Data records:

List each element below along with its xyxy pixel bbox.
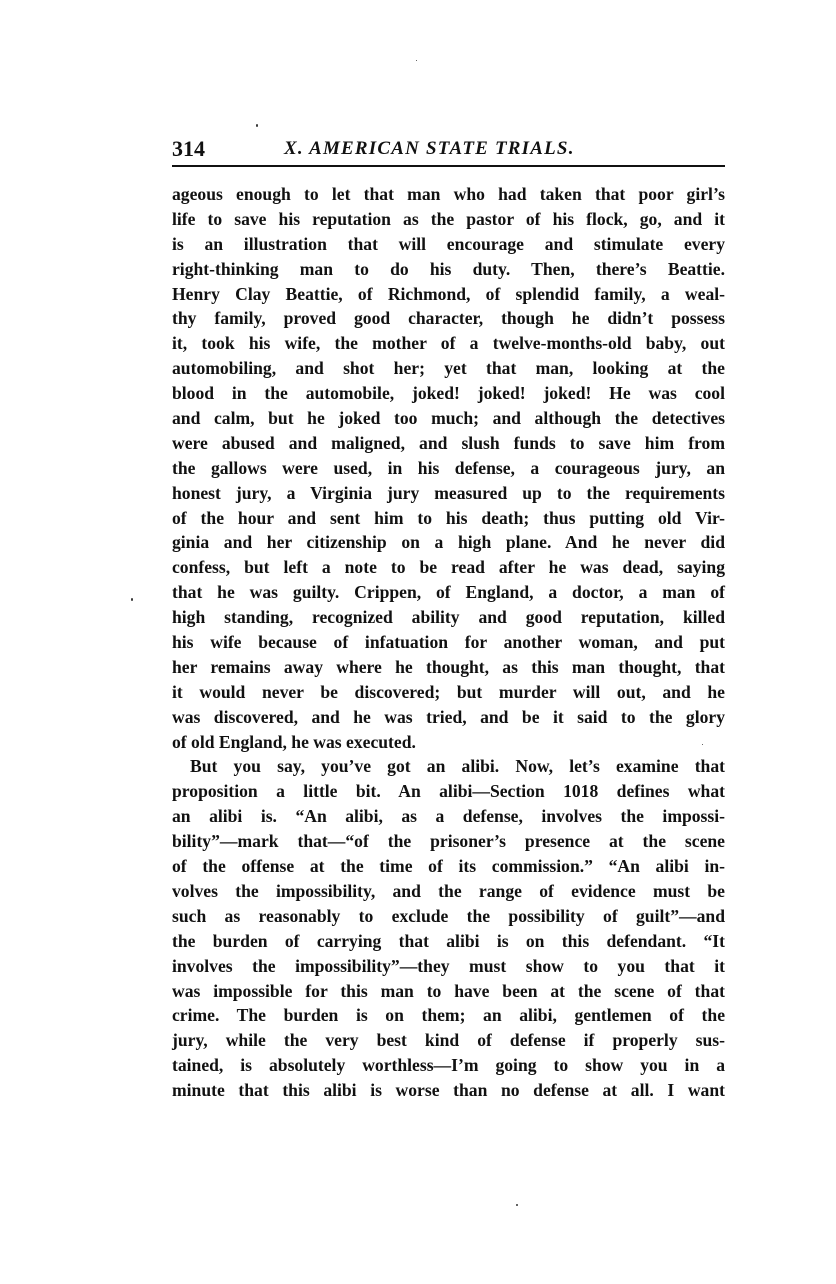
text-line: it would never be discovered; but murder… bbox=[172, 680, 725, 705]
text-line: an alibi is. “An alibi, as a defense, in… bbox=[172, 804, 725, 829]
text-line: jury, while the very best kind of defens… bbox=[172, 1028, 725, 1053]
scan-speck bbox=[131, 598, 133, 601]
text-line: tained, is absolutely worthless—I’m goin… bbox=[172, 1053, 725, 1078]
text-line: bility”—mark that—“of the prisoner’s pre… bbox=[172, 829, 725, 854]
text-line: honest jury, a Virginia jury measured up… bbox=[172, 481, 725, 506]
text-line: her remains away where he thought, as th… bbox=[172, 655, 725, 680]
text-line: of the offense at the time of its commis… bbox=[172, 854, 725, 879]
text-line: the burden of carrying that alibi is on … bbox=[172, 929, 725, 954]
text-line: proposition a little bit. An alibi—Secti… bbox=[172, 779, 725, 804]
scan-speck bbox=[256, 124, 258, 127]
text-line: thy family, proved good character, thoug… bbox=[172, 306, 725, 331]
body-text: ageous enough to let that man who had ta… bbox=[172, 182, 725, 1103]
text-line: life to save his reputation as the pasto… bbox=[172, 207, 725, 232]
text-line: of the hour and sent him to his death; t… bbox=[172, 506, 725, 531]
scan-speck bbox=[516, 1204, 518, 1206]
text-line: volves the impossibility, and the range … bbox=[172, 879, 725, 904]
text-line: blood in the automobile, joked! joked! j… bbox=[172, 381, 725, 406]
text-line: is an illustration that will encourage a… bbox=[172, 232, 725, 257]
scan-speck bbox=[416, 60, 417, 61]
text-line: minute that this alibi is worse than no … bbox=[172, 1078, 725, 1103]
running-header: 314 X. AMERICAN STATE TRIALS. bbox=[172, 134, 725, 164]
text-line: Henry Clay Beattie, of Richmond, of sple… bbox=[172, 282, 725, 307]
page-number: 314 bbox=[172, 134, 205, 164]
paragraph-start-line: But you say, you’ve got an alibi. Now, l… bbox=[172, 754, 725, 779]
text-line: right-thinking man to do his duty. Then,… bbox=[172, 257, 725, 282]
text-line: and calm, but he joked too much; and alt… bbox=[172, 406, 725, 431]
text-line: ageous enough to let that man who had ta… bbox=[172, 182, 725, 207]
header-rule bbox=[172, 165, 725, 167]
paragraph-end-line: of old England, he was executed. bbox=[172, 730, 725, 755]
text-line: his wife because of infatuation for anot… bbox=[172, 630, 725, 655]
running-title: X. AMERICAN STATE TRIALS. bbox=[284, 134, 575, 164]
text-line: confess, but left a note to be read afte… bbox=[172, 555, 725, 580]
text-line: involves the impossibility”—they must sh… bbox=[172, 954, 725, 979]
text-line: was impossible for this man to have been… bbox=[172, 979, 725, 1004]
text-line: were abused and maligned, and slush fund… bbox=[172, 431, 725, 456]
text-line: automobiling, and shot her; yet that man… bbox=[172, 356, 725, 381]
text-line: crime. The burden is on them; an alibi, … bbox=[172, 1003, 725, 1028]
text-line: such as reasonably to exclude the possib… bbox=[172, 904, 725, 929]
text-line: high standing, recognized ability and go… bbox=[172, 605, 725, 630]
text-line: was discovered, and he was tried, and be… bbox=[172, 705, 725, 730]
text-line: the gallows were used, in his defense, a… bbox=[172, 456, 725, 481]
scan-speck bbox=[702, 744, 703, 745]
book-page: 314 X. AMERICAN STATE TRIALS. ageous eno… bbox=[0, 0, 836, 1284]
text-line: it, took his wife, the mother of a twelv… bbox=[172, 331, 725, 356]
text-line: ginia and her citizenship on a high plan… bbox=[172, 530, 725, 555]
text-line: that he was guilty. Crippen, of England,… bbox=[172, 580, 725, 605]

Exercise description:
Which lines of the data above contain the word "England"? Pick out each one and copy it in full.

Result for this exercise:
paragraph-end-line: of old England, he was executed. bbox=[172, 730, 725, 755]
text-line: that he was guilty. Crippen, of England,… bbox=[172, 580, 725, 605]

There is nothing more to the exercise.